▸ Set problem
Transcribe all of the material below word for word and leave out its pictures.

▸ Given records
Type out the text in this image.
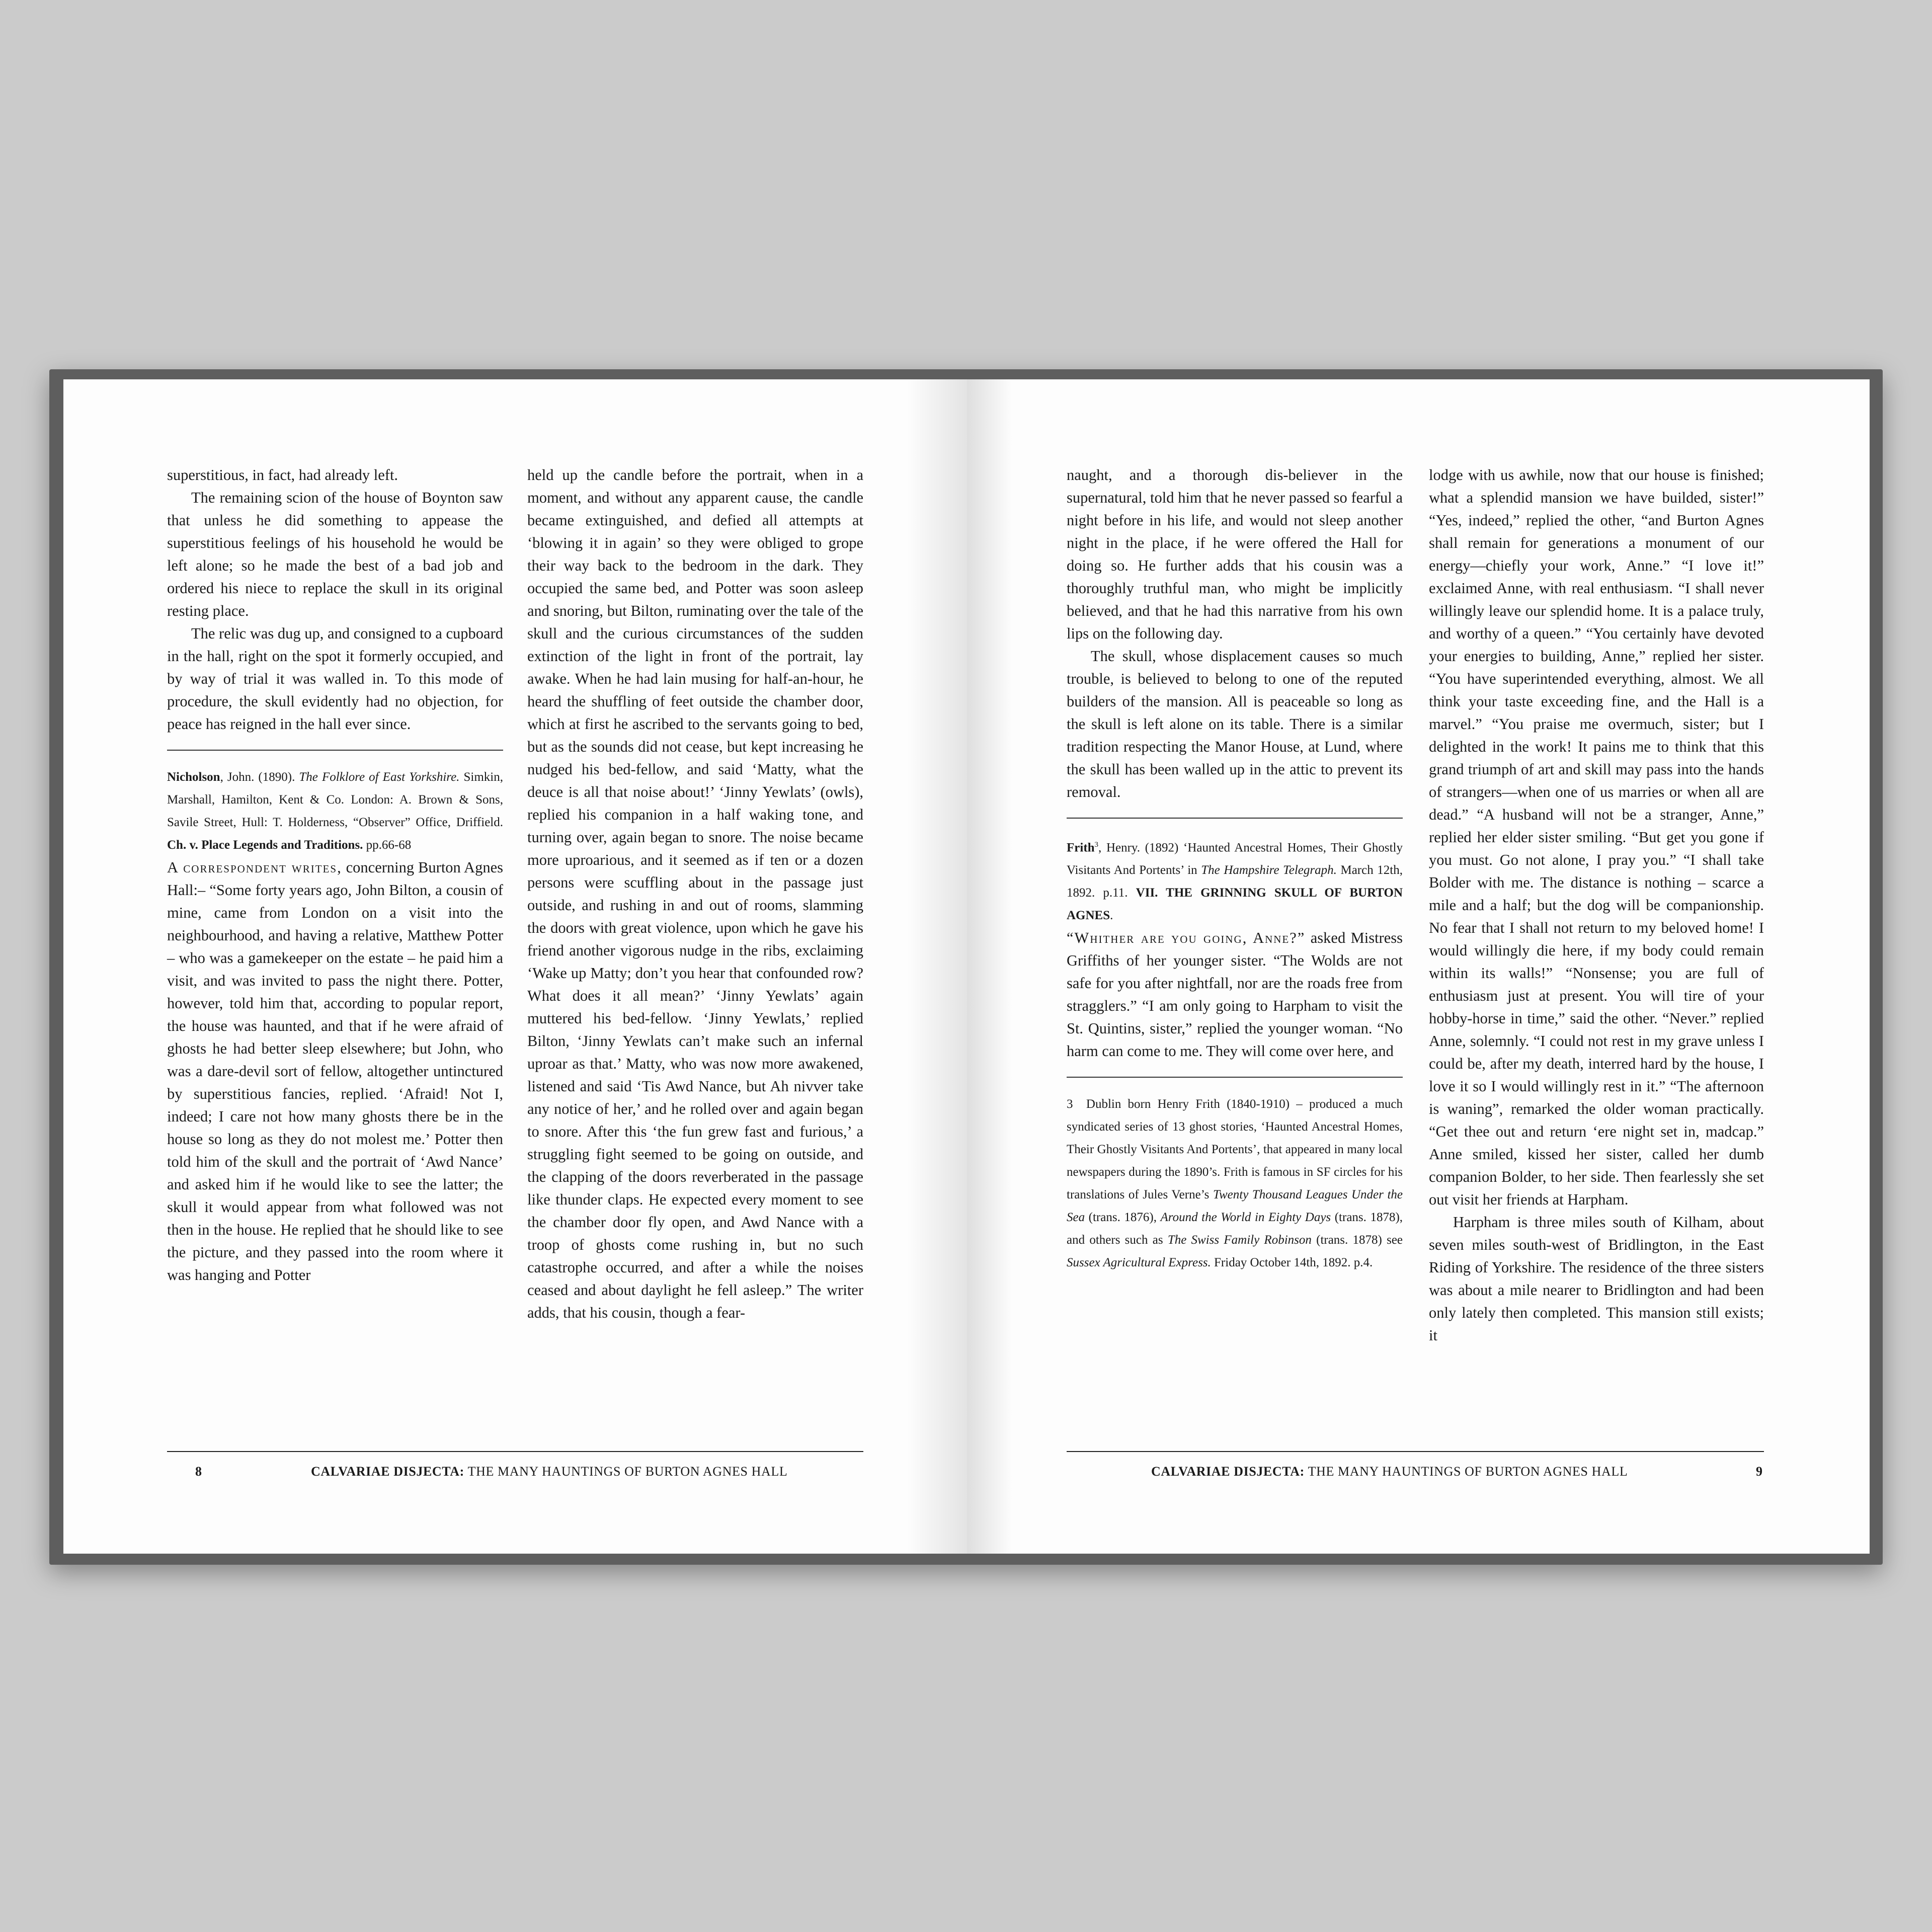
superstitious, in fact, had already left.

The remaining scion of the house of Boynton saw that unless he did something to appease the superstitious feelings of his household he would be left alone; so he made the best of a bad job and ordered his niece to replace the skull in its original resting place.

The relic was dug up, and consigned to a cupboard in the hall, right on the spot it formerly occupied, and by way of trial it was walled in. To this mode of procedure, the skull evidently had no objection, for peace has reigned in the hall ever since.

Nicholson, John. (1890). The Folklore of East Yorkshire. Simkin, Marshall, Hamilton, Kent & Co. London: A. Brown & Sons, Savile Street, Hull: T. Holderness, “Observer” Office, Driffield. Ch. v. Place Legends and Traditions. pp.66-68

A correspondent writes, concerning Burton Agnes Hall:– “Some forty years ago, John Bilton, a cousin of mine, came from London on a visit into the neighbourhood, and having a relative, Matthew Potter – who was a gamekeeper on the estate – he paid him a visit, and was invited to pass the night there. Potter, however, told him that, according to popular report, the house was haunted, and that if he were afraid of ghosts he had better sleep elsewhere; but John, who was a dare-devil sort of fellow, altogether untinctured by superstitious fancies, replied. ‘Afraid! Not I, indeed; I care not how many ghosts there be in the house so long as they do not molest me.’ Potter then told him of the skull and the portrait of ‘Awd Nance’ and asked him if he would like to see the latter; the skull it would appear from what followed was not then in the house. He replied that he should like to see the picture, and they passed into the room where it was hanging and Potter

held up the candle before the portrait, when in a moment, and without any apparent cause, the candle became extinguished, and defied all attempts at ‘blowing it in again’ so they were obliged to grope their way back to the bedroom in the dark. They occupied the same bed, and Potter was soon asleep and snoring, but Bilton, ruminating over the tale of the skull and the curious circumstances of the sudden extinction of the light in front of the portrait, lay awake. When he had lain musing for half-an-hour, he heard the shuffling of feet outside the chamber door, which at first he ascribed to the servants going to bed, but as the sounds did not cease, but kept increasing he nudged his bed-fellow, and said ‘Matty, what the deuce is all that noise about!’ ‘Jinny Yewlats’ (owls), replied his companion in a half waking tone, and turning over, again began to snore. The noise became more uproarious, and it seemed as if ten or a dozen persons were scuffling about in the passage just outside, and rushing in and out of rooms, slamming the doors with great violence, upon which he gave his friend another vigorous nudge in the ribs, exclaiming ‘Wake up Matty; don’t you hear that confounded row? What does it all mean?’ ‘Jinny Yewlats’ again muttered his bed-fellow. ‘Jinny Yewlats,’ replied Bilton, ‘Jinny Yewlats can’t make such an infernal uproar as that.’ Matty, who was now more awakened, listened and said ‘Tis Awd Nance, but Ah nivver take any notice of her,’ and he rolled over and again began to snore. After this ‘the fun grew fast and furious,’ a struggling fight seemed to be going on outside, and the clapping of the doors reverberated in the passage like thunder claps. He expected every moment to see the chamber door fly open, and Awd Nance with a troop of ghosts come rushing in, but no such catastrophe occurred, and after a while the noises ceased and about daylight he fell asleep.” The writer adds, that his cousin, though a fear-

8	CALVARIAE DISJECTA: THE MANY HAUNTINGS OF BURTON AGNES HALL

naught, and a thorough dis-believer in the supernatural, told him that he never passed so fearful a night before in his life, and would not sleep another night in the place, if he were offered the Hall for doing so. He further adds that his cousin was a thoroughly truthful man, who might be implicitly believed, and that he had this narrative from his own lips on the following day.

The skull, whose displacement causes so much trouble, is believed to belong to one of the reputed builders of the mansion. All is peaceable so long as the skull is left alone on its table. There is a similar tradition respecting the Manor House, at Lund, where the skull has been walled up in the attic to prevent its removal.

Frith$^3$, Henry. (1892) ‘Haunted Ancestral Homes, Their Ghostly Visitants And Portents’ in The Hampshire Telegraph. March 12th, 1892. p.11. VII. THE GRINNING SKULL OF BURTON AGNES.

“Whither are you going, Anne?” asked Mistress Griffiths of her younger sister. “The Wolds are not safe for you after nightfall, nor are the roads free from stragglers.” “I am only going to Harpham to visit the St. Quintins, sister,” replied the younger woman. “No harm can come to me. They will come over here, and

3 Dublin born Henry Frith (1840-1910) – produced a much syndicated series of 13 ghost stories, ‘Haunted Ancestral Homes, Their Ghostly Visitants And Portents’, that appeared in many local newspapers during the 1890’s. Frith is famous in SF circles for his translations of Jules Verne’s Twenty Thousand Leagues Under the Sea (trans. 1876), Around the World in Eighty Days (trans. 1878), and others such as The Swiss Family Robinson (trans. 1878) see Sussex Agricultural Express. Friday October 14th, 1892. p.4.

lodge with us awhile, now that our house is finished; what a splendid mansion we have builded, sister!” “Yes, indeed,” replied the other, “and Burton Agnes shall remain for generations a monument of our energy—chiefly your work, Anne.” “I love it!” exclaimed Anne, with real enthusiasm. “I shall never willingly leave our splendid home. It is a palace truly, and worthy of a queen.” “You certainly have devoted your energies to building, Anne,” replied her sister. “You have superintended everything, almost. We all think your taste exceeding fine, and the Hall is a marvel.” “You praise me overmuch, sister; but I delighted in the work! It pains me to think that this grand triumph of art and skill may pass into the hands of strangers—when one of us marries or when all are dead.” “A husband will not be a stranger, Anne,” replied her elder sister smiling. “But get you gone if you must. Go not alone, I pray you.” “I shall take Bolder with me. The distance is nothing – scarce a mile and a half; but the dog will be companionship. No fear that I shall not return to my beloved home! I would willingly die here, if my body could remain within its walls!” “Nonsense; you are full of enthusiasm just at present. You will tire of your hobby-horse in time,” said the other. “Never.” replied Anne, solemnly. “I could not rest in my grave unless I could be, after my death, interred hard by the house, I love it so I would willingly rest in it.” “The afternoon is waning”, remarked the older woman practically. “Get thee out and return ‘ere night set in, madcap.” Anne smiled, kissed her sister, called her dumb companion Bolder, to her side. Then fearlessly she set out visit her friends at Harpham.

Harpham is three miles south of Kilham, about seven miles south-west of Bridlington, in the East Riding of Yorkshire. The residence of the three sisters was about a mile nearer to Bridlington and had been only lately then completed. This mansion still exists; it

CALVARIAE DISJECTA: THE MANY HAUNTINGS OF BURTON AGNES HALL	9
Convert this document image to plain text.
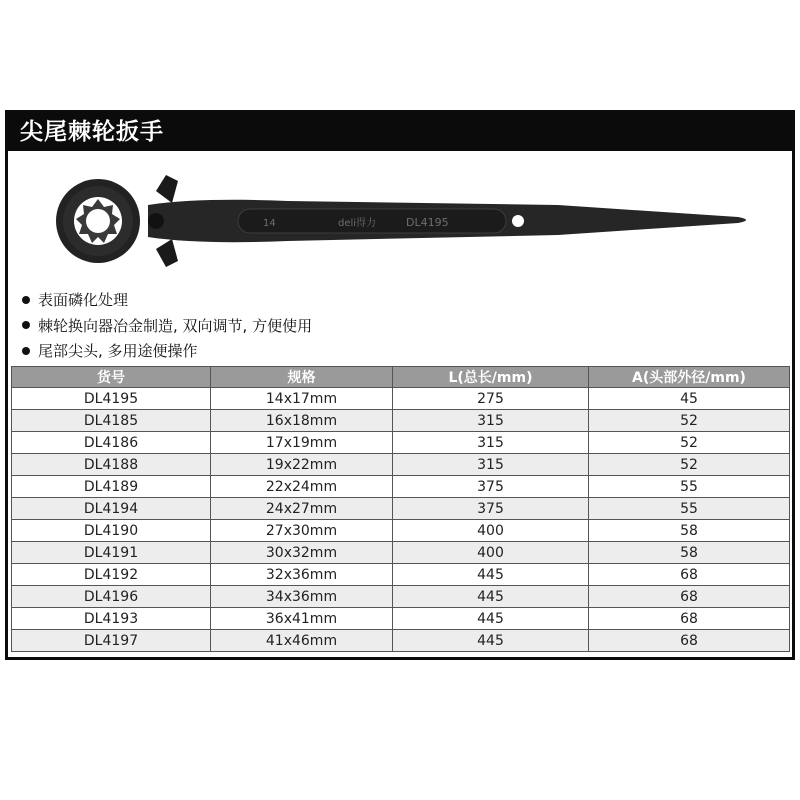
尖尾棘轮扳手
14	deli得力	DL4195
表面磷化处理
棘轮换向器冶金制造, 双向调节, 方便使用
尾部尖头, 多用途便操作
货号	规格	L(总长/mm)	A(头部外径/mm)
DL4195	14x17mm	275	45
DL4185	16x18mm	315	52
DL4186	17x19mm	315	52
DL4188	19x22mm	315	52
DL4189	22x24mm	375	55
DL4194	24x27mm	375	55
DL4190	27x30mm	400	58
DL4191	30x32mm	400	58
DL4192	32x36mm	445	68
DL4196	34x36mm	445	68
DL4193	36x41mm	445	68
DL4197	41x46mm	445	68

▸ In response
Type out the text in this image.
superstitious, in fact, had already left.

The remaining scion of the house of Boynton saw that unless he did something to appease the superstitious feelings of his household he would be left alone; so he made the best of a bad job and ordered his niece to replace the skull in its original resting place.

The relic was dug up, and consigned to a cupboard in the hall, right on the spot it formerly occupied, and by way of trial it was walled in. To this mode of procedure, the skull evidently had no objection, for peace has reigned in the hall ever since.

Nicholson, John. (1890). The Folklore of East Yorkshire. Simkin, Marshall, Hamilton, Kent & Co. London: A. Brown & Sons, Savile Street, Hull: T. Holderness, “Observer” Office, Driffield. Ch. v. Place Legends and Traditions. pp.66-68

A correspondent writes, concerning Burton Agnes Hall:– “Some forty years ago, John Bilton, a cousin of mine, came from London on a visit into the neighbourhood, and having a relative, Matthew Potter – who was a gamekeeper on the estate – he paid him a visit, and was invited to pass the night there. Potter, however, told him that, according to popular report, the house was haunted, and that if he were afraid of ghosts he had better sleep elsewhere; but John, who was a dare-devil sort of fellow, altogether untinctured by superstitious fancies, replied. ‘Afraid! Not I, indeed; I care not how many ghosts there be in the house so long as they do not molest me.’ Potter then told him of the skull and the portrait of ‘Awd Nance’ and asked him if he would like to see the latter; the skull it would appear from what followed was not then in the house. He replied that he should like to see the picture, and they passed into the room where it was hanging and Potter

held up the candle before the portrait, when in a moment, and without any apparent cause, the candle became extinguished, and defied all attempts at ‘blowing it in again’ so they were obliged to grope their way back to the bedroom in the dark. They occupied the same bed, and Potter was soon asleep and snoring, but Bilton, ruminating over the tale of the skull and the curious circumstances of the sudden extinction of the light in front of the portrait, lay awake. When he had lain musing for half-an-hour, he heard the shuffling of feet outside the chamber door, which at first he ascribed to the servants going to bed, but as the sounds did not cease, but kept increasing he nudged his bed-fellow, and said ‘Matty, what the deuce is all that noise about!’ ‘Jinny Yewlats’ (owls), replied his companion in a half waking tone, and turning over, again began to snore. The noise became more uproarious, and it seemed as if ten or a dozen persons were scuffling about in the passage just outside, and rushing in and out of rooms, slamming the doors with great violence, upon which he gave his friend another vigorous nudge in the ribs, exclaiming ‘Wake up Matty; don’t you hear that confounded row? What does it all mean?’ ‘Jinny Yewlats’ again muttered his bed-fellow. ‘Jinny Yewlats,’ replied Bilton, ‘Jinny Yewlats can’t make such an infernal uproar as that.’ Matty, who was now more awakened, listened and said ‘Tis Awd Nance, but Ah nivver take any notice of her,’ and he rolled over and again began to snore. After this ‘the fun grew fast and furious,’ a struggling fight seemed to be going on outside, and the clapping of the doors reverberated in the passage like thunder claps. He expected every moment to see the chamber door fly open, and Awd Nance with a troop of ghosts come rushing in, but no such catastrophe occurred, and after a while the noises ceased and about daylight he fell asleep.” The writer adds, that his cousin, though a fear-

8	CALVARIAE DISJECTA: THE MANY HAUNTINGS OF BURTON AGNES HALL

naught, and a thorough dis-believer in the supernatural, told him that he never passed so fearful a night before in his life, and would not sleep another night in the place, if he were offered the Hall for doing so. He further adds that his cousin was a thoroughly truthful man, who might be implicitly believed, and that he had this narrative from his own lips on the following day.

The skull, whose displacement causes so much trouble, is believed to belong to one of the reputed builders of the mansion. All is peaceable so long as the skull is left alone on its table. There is a similar tradition respecting the Manor House, at Lund, where the skull has been walled up in the attic to prevent its removal.

Frith$^3$, Henry. (1892) ‘Haunted Ancestral Homes, Their Ghostly Visitants And Portents’ in The Hampshire Telegraph. March 12th, 1892. p.11. VII. THE GRINNING SKULL OF BURTON AGNES.

“Whither are you going, Anne?” asked Mistress Griffiths of her younger sister. “The Wolds are not safe for you after nightfall, nor are the roads free from stragglers.” “I am only going to Harpham to visit the St. Quintins, sister,” replied the younger woman. “No harm can come to me. They will come over here, and

3 Dublin born Henry Frith (1840-1910) – produced a much syndicated series of 13 ghost stories, ‘Haunted Ancestral Homes, Their Ghostly Visitants And Portents’, that appeared in many local newspapers during the 1890’s. Frith is famous in SF circles for his translations of Jules Verne’s Twenty Thousand Leagues Under the Sea (trans. 1876), Around the World in Eighty Days (trans. 1878), and others such as The Swiss Family Robinson (trans. 1878) see Sussex Agricultural Express. Friday October 14th, 1892. p.4.

lodge with us awhile, now that our house is finished; what a splendid mansion we have builded, sister!” “Yes, indeed,” replied the other, “and Burton Agnes shall remain for generations a monument of our energy—chiefly your work, Anne.” “I love it!” exclaimed Anne, with real enthusiasm. “I shall never willingly leave our splendid home. It is a palace truly, and worthy of a queen.” “You certainly have devoted your energies to building, Anne,” replied her sister. “You have superintended everything, almost. We all think your taste exceeding fine, and the Hall is a marvel.” “You praise me overmuch, sister; but I delighted in the work! It pains me to think that this grand triumph of art and skill may pass into the hands of strangers—when one of us marries or when all are dead.” “A husband will not be a stranger, Anne,” replied her elder sister smiling. “But get you gone if you must. Go not alone, I pray you.” “I shall take Bolder with me. The distance is nothing – scarce a mile and a half; but the dog will be companionship. No fear that I shall not return to my beloved home! I would willingly die here, if my body could remain within its walls!” “Nonsense; you are full of enthusiasm just at present. You will tire of your hobby-horse in time,” said the other. “Never.” replied Anne, solemnly. “I could not rest in my grave unless I could be, after my death, interred hard by the house, I love it so I would willingly rest in it.” “The afternoon is waning”, remarked the older woman practically. “Get thee out and return ‘ere night set in, madcap.” Anne smiled, kissed her sister, called her dumb companion Bolder, to her side. Then fearlessly she set out visit her friends at Harpham.

Harpham is three miles south of Kilham, about seven miles south-west of Bridlington, in the East Riding of Yorkshire. The residence of the three sisters was about a mile nearer to Bridlington and had been only lately then completed. This mansion still exists; it

CALVARIAE DISJECTA: THE MANY HAUNTINGS OF BURTON AGNES HALL	9
Convert this document image to plain text.
尖尾棘轮扳手
14	deli得力	DL4195
表面磷化处理
棘轮换向器冶金制造, 双向调节, 方便使用
尾部尖头, 多用途便操作
货号	规格	L(总长/mm)	A(头部外径/mm)
DL4195	14x17mm	275	45
DL4185	16x18mm	315	52
DL4186	17x19mm	315	52
DL4188	19x22mm	315	52
DL4189	22x24mm	375	55
DL4194	24x27mm	375	55
DL4190	27x30mm	400	58
DL4191	30x32mm	400	58
DL4192	32x36mm	445	68
DL4196	34x36mm	445	68
DL4193	36x41mm	445	68
DL4197	41x46mm	445	68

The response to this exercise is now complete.